**Written request:**
Write out each line beneath this one exactly as it reads.
= = = =
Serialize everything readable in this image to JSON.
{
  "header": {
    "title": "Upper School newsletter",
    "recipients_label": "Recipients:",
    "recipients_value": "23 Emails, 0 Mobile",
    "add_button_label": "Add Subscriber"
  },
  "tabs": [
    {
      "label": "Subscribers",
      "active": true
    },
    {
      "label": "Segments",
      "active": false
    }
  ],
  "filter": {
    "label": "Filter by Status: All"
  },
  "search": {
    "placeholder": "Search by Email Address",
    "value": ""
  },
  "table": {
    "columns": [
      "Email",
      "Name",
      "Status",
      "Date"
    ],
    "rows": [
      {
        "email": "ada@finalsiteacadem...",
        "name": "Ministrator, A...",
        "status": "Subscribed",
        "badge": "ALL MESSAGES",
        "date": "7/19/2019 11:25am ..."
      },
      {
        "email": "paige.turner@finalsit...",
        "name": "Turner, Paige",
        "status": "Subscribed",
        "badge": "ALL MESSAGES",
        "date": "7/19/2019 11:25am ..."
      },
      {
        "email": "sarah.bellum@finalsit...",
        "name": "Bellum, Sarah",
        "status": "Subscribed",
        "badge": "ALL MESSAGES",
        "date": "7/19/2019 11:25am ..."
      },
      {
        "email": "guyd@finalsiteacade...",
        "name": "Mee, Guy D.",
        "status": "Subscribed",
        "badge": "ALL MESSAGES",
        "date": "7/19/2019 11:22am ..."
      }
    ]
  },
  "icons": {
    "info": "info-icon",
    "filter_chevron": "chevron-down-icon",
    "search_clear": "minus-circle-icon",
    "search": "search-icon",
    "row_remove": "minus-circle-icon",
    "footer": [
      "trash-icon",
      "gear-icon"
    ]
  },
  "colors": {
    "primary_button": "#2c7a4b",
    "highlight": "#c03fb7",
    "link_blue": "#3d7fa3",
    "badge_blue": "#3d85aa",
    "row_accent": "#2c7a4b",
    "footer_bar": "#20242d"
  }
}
= = = =
**Result:**
Serialize everything readable in this image to JSON.
{
  "header": {
    "title": "Upper School newsletter",
    "recipients_label": "Recipients:",
    "recipients_value": "23 Emails, 0 Mobile",
    "add_button_label": "Add Subscriber"
  },
  "tabs": [
    {
      "label": "Subscribers",
      "active": true
    },
    {
      "label": "Segments",
      "active": false
    }
  ],
  "filter": {
    "label": "Filter by Status: All"
  },
  "search": {
    "placeholder": "Search by Email Address",
    "value": ""
  },
  "table": {
    "columns": [
      "Email",
      "Name",
      "Status",
      "Date"
    ],
    "rows": [
      {
        "email": "ada@finalsiteacadem...",
        "name": "Ministrator, A...",
        "status": "Subscribed",
        "badge": "ALL MESSAGES",
        "date": "7/19/2019 11:25am ..."
      },
      {
        "email": "paige.turner@finalsit...",
        "name": "Turner, Paige",
        "status": "Subscribed",
        "badge": "ALL MESSAGES",
        "date": "7/19/2019 11:25am ..."
      },
      {
        "email": "sarah.bellum@finalsit...",
        "name": "Bellum, Sarah",
        "status": "Subscribed",
        "badge": "ALL MESSAGES",
        "date": "7/19/2019 11:25am ..."
      },
      {
        "email": "guyd@finalsiteacade...",
        "name": "Mee, Guy D.",
        "status": "Subscribed",
        "badge": "ALL MESSAGES",
        "date": "7/19/2019 11:22am ..."
      }
    ]
  },
  "icons": {
    "info": "info-icon",
    "filter_chevron": "chevron-down-icon",
    "search_clear": "minus-circle-icon",
    "search": "search-icon",
    "row_remove": "minus-circle-icon",
    "footer": [
      "trash-icon",
      "gear-icon"
    ]
  },
  "colors": {
    "primary_button": "#2c7a4b",
    "highlight": "#c03fb7",
    "link_blue": "#3d7fa3",
    "badge_blue": "#3d85aa",
    "row_accent": "#2c7a4b",
    "footer_bar": "#20242d"
  }
}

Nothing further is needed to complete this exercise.